Gyinaye v Owusu [1994 - 95] 2 G B R 803 – 807 C A

COURT OF APPEAL

LAMPTEY, ESSIEM, FORSTER, JJA

9 NOVEMBER 1995

 

Judgment - Issues - Extraneous or irrelevant - Judge must not raise suo motu extraneous or irrelevant issues in judgment.

Practice and procedure - Pleadings - Fraud - Court will not consider plea unless raised in pleading.

The appellant sued the respondent for a declaration that the disputed market stall was allocated to him by the Kumasi City Council and perpetual injunction to restrain the respondent from interfering with his enjoyment of the stall. The respondent counterclaimed for a declaration that he was the lawful owner of the stall and recovery of possession. The trial judge trial judge held that the appellant illegally and fraudulently got his name inserted in the market register and entered judgment for the respondent. The appellant appealed to the Court of Appeal.

Held, The respondent neither pleaded nor adduced evidence in support of fraud or illegality neither was he and his witnesses cross-examined on the issue. The trial judge ought not to have adjudicated a case for the respondent different from that put forward by the respondent. Dam v Addo [1962] 2 GLR 200, SC, referred to.

• Required actions:
1. Quote the case summary word for word, between "Judgment - Issues" and "Court of Appeal.", inclusive.
2. Pick up the Gyinaye v Owusu case summary right after its final sentence and keep writing.
The items after this point come from a separate source.

Items in a dataset:

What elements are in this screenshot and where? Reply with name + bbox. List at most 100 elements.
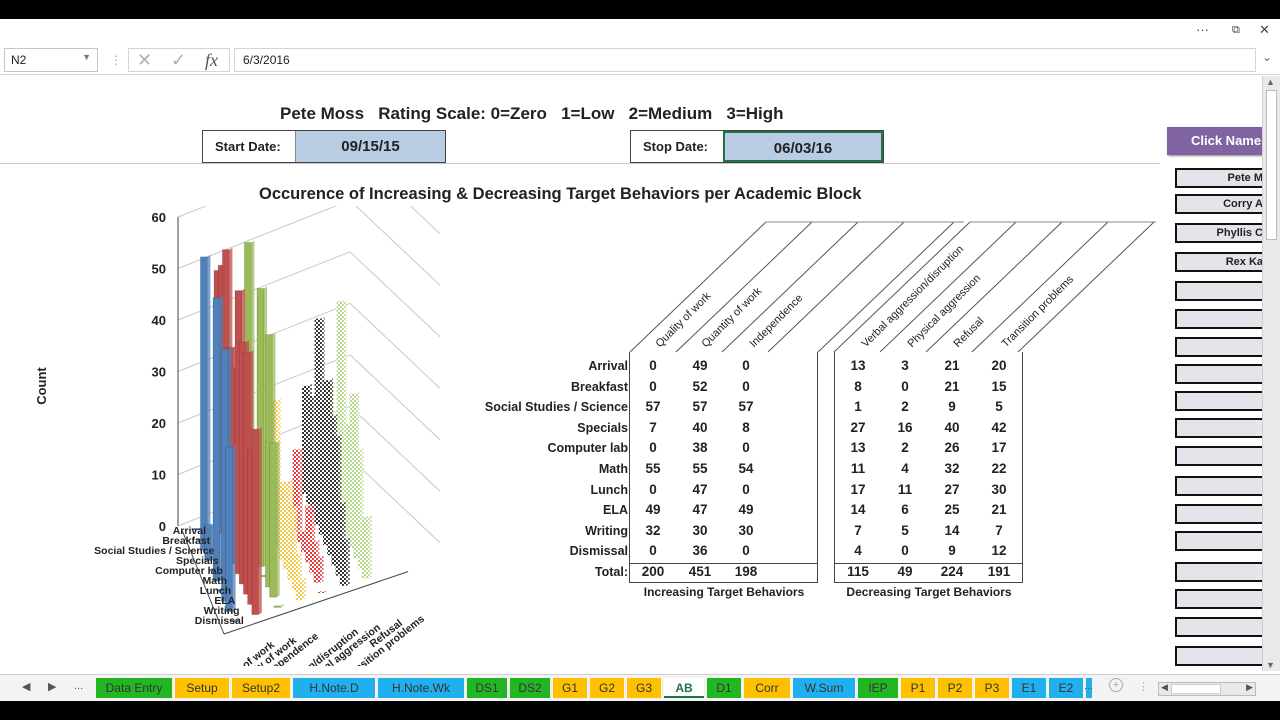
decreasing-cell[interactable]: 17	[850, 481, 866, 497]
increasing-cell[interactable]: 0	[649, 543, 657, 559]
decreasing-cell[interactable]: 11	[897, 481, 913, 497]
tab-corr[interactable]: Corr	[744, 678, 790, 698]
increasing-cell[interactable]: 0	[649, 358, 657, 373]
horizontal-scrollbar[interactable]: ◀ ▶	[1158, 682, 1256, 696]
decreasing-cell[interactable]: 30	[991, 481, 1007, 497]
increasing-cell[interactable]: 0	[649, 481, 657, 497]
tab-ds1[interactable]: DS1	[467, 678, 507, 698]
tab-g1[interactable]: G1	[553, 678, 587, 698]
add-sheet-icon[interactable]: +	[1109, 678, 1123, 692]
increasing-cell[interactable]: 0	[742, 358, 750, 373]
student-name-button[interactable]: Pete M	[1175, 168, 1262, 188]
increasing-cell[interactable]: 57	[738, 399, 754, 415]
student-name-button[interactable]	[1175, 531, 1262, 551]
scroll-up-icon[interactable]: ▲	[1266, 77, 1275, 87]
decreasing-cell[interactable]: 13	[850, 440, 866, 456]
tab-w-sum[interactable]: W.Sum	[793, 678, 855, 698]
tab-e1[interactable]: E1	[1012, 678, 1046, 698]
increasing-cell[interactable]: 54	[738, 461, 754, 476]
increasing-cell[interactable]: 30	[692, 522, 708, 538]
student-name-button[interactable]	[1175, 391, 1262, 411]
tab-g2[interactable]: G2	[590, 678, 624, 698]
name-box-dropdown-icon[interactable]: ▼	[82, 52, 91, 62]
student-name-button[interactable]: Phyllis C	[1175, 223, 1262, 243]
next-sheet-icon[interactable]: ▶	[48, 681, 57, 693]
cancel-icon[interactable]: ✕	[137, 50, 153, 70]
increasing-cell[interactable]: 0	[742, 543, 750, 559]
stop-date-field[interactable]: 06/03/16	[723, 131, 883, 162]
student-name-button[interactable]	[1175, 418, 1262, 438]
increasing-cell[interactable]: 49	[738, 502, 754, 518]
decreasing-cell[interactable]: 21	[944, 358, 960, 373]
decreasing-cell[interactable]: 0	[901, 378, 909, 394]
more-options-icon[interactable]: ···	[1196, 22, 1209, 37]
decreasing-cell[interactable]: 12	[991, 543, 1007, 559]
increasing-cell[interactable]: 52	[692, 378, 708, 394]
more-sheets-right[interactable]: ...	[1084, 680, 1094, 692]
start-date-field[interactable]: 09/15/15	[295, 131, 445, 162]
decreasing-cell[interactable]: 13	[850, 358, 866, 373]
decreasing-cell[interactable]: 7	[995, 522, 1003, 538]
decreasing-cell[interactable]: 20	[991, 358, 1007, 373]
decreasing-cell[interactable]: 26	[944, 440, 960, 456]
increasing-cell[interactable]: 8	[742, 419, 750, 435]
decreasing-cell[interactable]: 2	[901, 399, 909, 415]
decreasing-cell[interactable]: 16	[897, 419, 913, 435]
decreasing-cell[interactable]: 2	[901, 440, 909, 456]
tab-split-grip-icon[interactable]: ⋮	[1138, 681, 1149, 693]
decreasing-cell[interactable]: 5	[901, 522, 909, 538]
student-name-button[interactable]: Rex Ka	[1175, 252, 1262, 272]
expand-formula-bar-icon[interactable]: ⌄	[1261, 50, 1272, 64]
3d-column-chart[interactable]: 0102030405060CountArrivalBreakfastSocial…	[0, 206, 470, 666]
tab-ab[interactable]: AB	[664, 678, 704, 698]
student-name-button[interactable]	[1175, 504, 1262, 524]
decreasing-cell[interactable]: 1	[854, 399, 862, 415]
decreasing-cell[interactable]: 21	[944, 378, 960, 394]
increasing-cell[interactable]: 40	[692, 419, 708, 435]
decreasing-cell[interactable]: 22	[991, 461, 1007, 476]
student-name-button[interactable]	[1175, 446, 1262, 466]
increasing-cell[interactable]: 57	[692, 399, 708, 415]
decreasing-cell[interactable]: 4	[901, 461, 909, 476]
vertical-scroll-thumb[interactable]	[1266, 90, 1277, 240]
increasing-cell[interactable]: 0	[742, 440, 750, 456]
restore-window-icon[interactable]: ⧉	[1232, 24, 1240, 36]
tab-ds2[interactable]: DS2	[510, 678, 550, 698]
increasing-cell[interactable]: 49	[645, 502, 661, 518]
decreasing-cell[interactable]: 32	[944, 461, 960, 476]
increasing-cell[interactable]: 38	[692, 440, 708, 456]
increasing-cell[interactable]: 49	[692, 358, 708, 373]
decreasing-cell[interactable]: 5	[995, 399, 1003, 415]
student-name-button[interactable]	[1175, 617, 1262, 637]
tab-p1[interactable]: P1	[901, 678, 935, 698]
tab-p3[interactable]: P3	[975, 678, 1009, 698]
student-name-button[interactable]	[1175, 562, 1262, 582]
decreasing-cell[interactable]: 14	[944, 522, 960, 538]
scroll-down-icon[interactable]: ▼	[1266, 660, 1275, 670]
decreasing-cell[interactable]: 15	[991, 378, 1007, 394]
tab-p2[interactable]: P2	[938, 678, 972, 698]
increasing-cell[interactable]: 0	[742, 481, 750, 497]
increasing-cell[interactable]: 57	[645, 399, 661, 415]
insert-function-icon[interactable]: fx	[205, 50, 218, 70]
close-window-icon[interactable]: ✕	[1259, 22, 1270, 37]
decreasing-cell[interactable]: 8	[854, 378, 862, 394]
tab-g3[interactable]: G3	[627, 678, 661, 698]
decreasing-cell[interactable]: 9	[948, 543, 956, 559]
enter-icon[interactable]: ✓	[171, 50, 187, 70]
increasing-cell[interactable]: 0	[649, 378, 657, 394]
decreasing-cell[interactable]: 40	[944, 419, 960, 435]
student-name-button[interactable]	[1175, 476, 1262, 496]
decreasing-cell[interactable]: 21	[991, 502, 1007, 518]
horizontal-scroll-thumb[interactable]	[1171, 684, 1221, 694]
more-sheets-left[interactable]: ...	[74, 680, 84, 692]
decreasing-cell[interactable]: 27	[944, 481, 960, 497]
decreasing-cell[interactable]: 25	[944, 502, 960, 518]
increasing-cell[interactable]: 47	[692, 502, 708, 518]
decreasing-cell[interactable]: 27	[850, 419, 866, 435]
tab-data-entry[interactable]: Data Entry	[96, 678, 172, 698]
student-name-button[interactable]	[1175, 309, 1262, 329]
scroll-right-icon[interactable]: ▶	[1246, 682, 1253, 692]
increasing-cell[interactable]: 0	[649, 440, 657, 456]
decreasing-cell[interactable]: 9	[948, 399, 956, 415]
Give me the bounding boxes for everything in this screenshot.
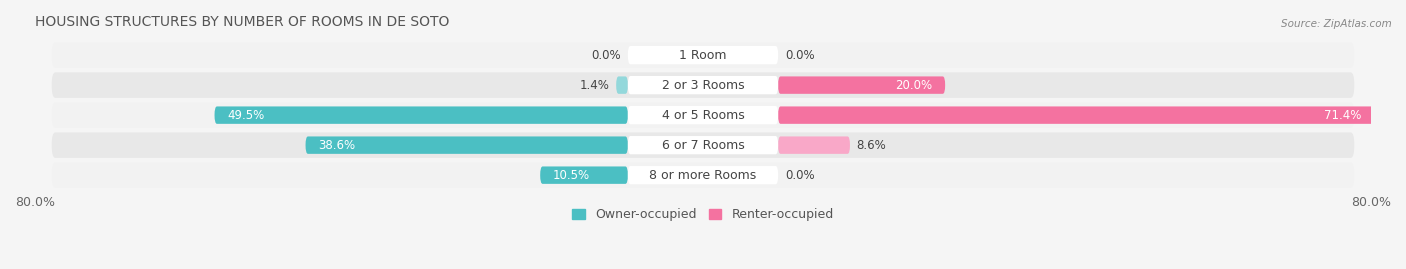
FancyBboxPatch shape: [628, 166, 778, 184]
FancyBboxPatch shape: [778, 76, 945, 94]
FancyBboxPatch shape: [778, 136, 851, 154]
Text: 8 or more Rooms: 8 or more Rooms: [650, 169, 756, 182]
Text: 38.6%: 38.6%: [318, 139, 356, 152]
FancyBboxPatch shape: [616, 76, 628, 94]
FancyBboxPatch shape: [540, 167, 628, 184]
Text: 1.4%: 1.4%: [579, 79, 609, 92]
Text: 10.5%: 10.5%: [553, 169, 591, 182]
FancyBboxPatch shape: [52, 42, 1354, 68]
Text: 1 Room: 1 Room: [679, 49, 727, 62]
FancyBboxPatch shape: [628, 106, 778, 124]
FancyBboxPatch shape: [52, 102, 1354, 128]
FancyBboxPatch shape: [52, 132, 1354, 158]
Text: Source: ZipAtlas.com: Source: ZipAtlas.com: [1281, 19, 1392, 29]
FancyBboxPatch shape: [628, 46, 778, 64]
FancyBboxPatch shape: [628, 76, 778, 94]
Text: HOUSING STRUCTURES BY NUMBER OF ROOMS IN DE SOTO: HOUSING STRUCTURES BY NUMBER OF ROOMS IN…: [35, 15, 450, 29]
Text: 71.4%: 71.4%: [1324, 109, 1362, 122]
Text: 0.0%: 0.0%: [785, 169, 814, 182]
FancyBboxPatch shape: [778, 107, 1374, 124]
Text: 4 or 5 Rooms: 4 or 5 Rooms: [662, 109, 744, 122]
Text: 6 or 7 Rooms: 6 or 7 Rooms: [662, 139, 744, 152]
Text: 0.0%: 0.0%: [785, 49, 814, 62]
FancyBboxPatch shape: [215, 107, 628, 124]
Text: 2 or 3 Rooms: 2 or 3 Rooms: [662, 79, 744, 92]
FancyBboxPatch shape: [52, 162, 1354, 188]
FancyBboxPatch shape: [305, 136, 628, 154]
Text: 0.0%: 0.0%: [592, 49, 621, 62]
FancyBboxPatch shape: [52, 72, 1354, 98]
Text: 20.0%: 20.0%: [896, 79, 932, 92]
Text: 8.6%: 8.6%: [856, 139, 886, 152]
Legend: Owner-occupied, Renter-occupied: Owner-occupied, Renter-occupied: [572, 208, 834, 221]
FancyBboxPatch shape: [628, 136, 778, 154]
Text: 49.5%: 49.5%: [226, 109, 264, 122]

• Final results:
1.
Judgment - Issues - Extraneous or irrelevant - Judge must not raise suo motu extraneous or irrelevant issues in judgment.

Practice and procedure - Pleadings - Fraud - Court will not consider plea unless raised in pleading.

The appellant sued the respondent for a declaration that the disputed market stall was allocated to him by the Kumasi City Council and perpetual injunction to restrain the respondent from interfering with his enjoyment of the stall. The respondent counterclaimed for a declaration that he was the lawful owner of the stall and recovery of possession. The trial judge trial judge held that the appellant illegally and fraudulently got his name inserted in the market register and entered judgment for the respondent. The appellant appealed to the Court of Appeal.

2.
Case referred to:

Dam v Addo [1962] 2 GLR 200, SC.

APPEAL to the Court of Appeal against the judgment of the High Court.

LAMPTEY JA. On 9 November 1987 Kwame Gyinaye, the appellant herein, took action in the High Court, Kumasi against Mohammed Owusu, the respondent herein. The appellant sought a declaration that central market stall, No BH 13, Kumasi was properly allocated to him by the Kumasi City Council (KCC). He sought a further order of perpetual injunction to restrain the respondent from harassing him in the possession, occupation and enjoyment of the said stall. The respondent resisted the case of the appellant. He counterclaimed for a declaration that he was the lawful allottee of the said stall. He therefore sought an order for recovery of possession of the said stall. The case was heard on the merits. The trial judge dismissed the claim of the appellant. He entered judgment for the respondent on his counterclaim. Aggrieved by the judgment the appellant appealed to this court.

Before us, counsel for the appellant argued ground 1 on the notice of appeal. He submitted that the trial judge erred in law when she held that exhibit 1, put in evidence by the respondent, was conclusive proof that the stall in dispute was lawfully allocated to the respondent. He contended that in law exhibit 1 constituted an offer of the stall to the respondent. He pointed out that the respondent did not adduce evidence to satisfy the court that he accepted the offer made to him by the council. He drew attention to the terms of the offer and the manner these should be accepted as spelt out in exhibit 1. He contended that the respondent led no evidence to show that exhibit 1 satisfied and complied with the said terms and or fulfilled the conditions stated in.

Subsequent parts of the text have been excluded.